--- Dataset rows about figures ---
_ _ _

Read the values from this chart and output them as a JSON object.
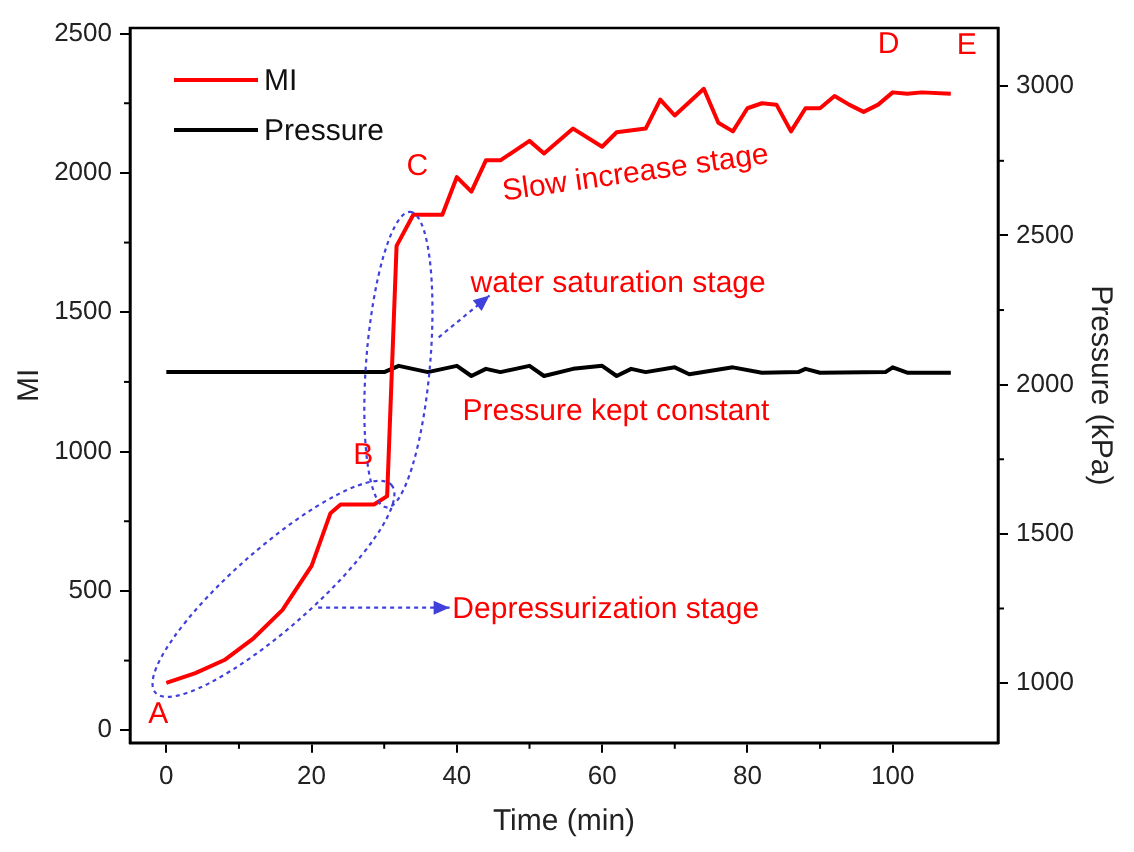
{
  "chart_data": {
    "type": "line",
    "xlabel": "Time (min)",
    "ylabel": "MI",
    "y2label": "Pressure (kPa)",
    "xlim": [
      -5,
      114.5
    ],
    "xticks": [
      0,
      20,
      40,
      60,
      80,
      100
    ],
    "ylim": [
      -45,
      2520
    ],
    "yticks": [
      0,
      500,
      1000,
      1500,
      2000,
      2500
    ],
    "y2lim": [
      800,
      3195
    ],
    "y2ticks": [
      1000,
      1500,
      2000,
      2500,
      3000
    ],
    "grid": false,
    "legend": "top left",
    "marker": "none",
    "line_style": "solid",
    "series": [
      {
        "name": "MI",
        "color": "#ff0000",
        "x": [
          0,
          4,
          8,
          12,
          16,
          20,
          22.6,
          24,
          28.6,
          30.4,
          31.7,
          34,
          38,
          40,
          42,
          44,
          46,
          50,
          52,
          56,
          60,
          62,
          66,
          68,
          70,
          74,
          76,
          78,
          80,
          82,
          84,
          86,
          88,
          90,
          92,
          94,
          96,
          98,
          100,
          102,
          104,
          108
        ],
        "values": [
          170,
          205,
          252,
          330,
          432,
          590,
          779,
          810,
          810,
          840,
          1738,
          1850,
          1850,
          1985,
          1933,
          2045,
          2045,
          2115,
          2070,
          2159,
          2094,
          2146,
          2159,
          2263,
          2206,
          2302,
          2180,
          2149,
          2232,
          2250,
          2245,
          2149,
          2232,
          2232,
          2276,
          2245,
          2219,
          2245,
          2289,
          2284,
          2289,
          2284
        ]
      },
      {
        "name": "Pressure",
        "color": "#000000",
        "axis": "y2",
        "x": [
          0,
          30,
          32,
          36,
          40,
          42,
          44,
          46,
          50,
          52,
          56,
          60,
          62,
          64,
          66,
          70,
          72,
          78,
          82,
          87,
          88,
          90,
          99,
          100,
          102,
          108
        ],
        "values": [
          2042,
          2042,
          2063,
          2042,
          2063,
          2029,
          2053,
          2042,
          2063,
          2029,
          2053,
          2063,
          2029,
          2053,
          2042,
          2058,
          2035,
          2058,
          2040,
          2042,
          2053,
          2040,
          2042,
          2058,
          2040,
          2040
        ]
      }
    ],
    "annotations": [
      {
        "text": "A",
        "x": 0,
        "y": 170
      },
      {
        "text": "B",
        "x": 30.4,
        "y": 840
      },
      {
        "text": "C",
        "x": 34,
        "y": 1850
      },
      {
        "text": "D",
        "x": 100,
        "y": 2289
      },
      {
        "text": "E",
        "x": 108,
        "y": 2284
      },
      "Slow increase stage",
      "water saturation stage",
      "Pressure kept constant",
      "Depressurization stage"
    ]
  }
}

_ _ _

--- EXERCISE DESCRIPTION ---
State the count of lines that contain the string "Pressure". Nothing else is needed.

--- SOLUTION BELOW ---
3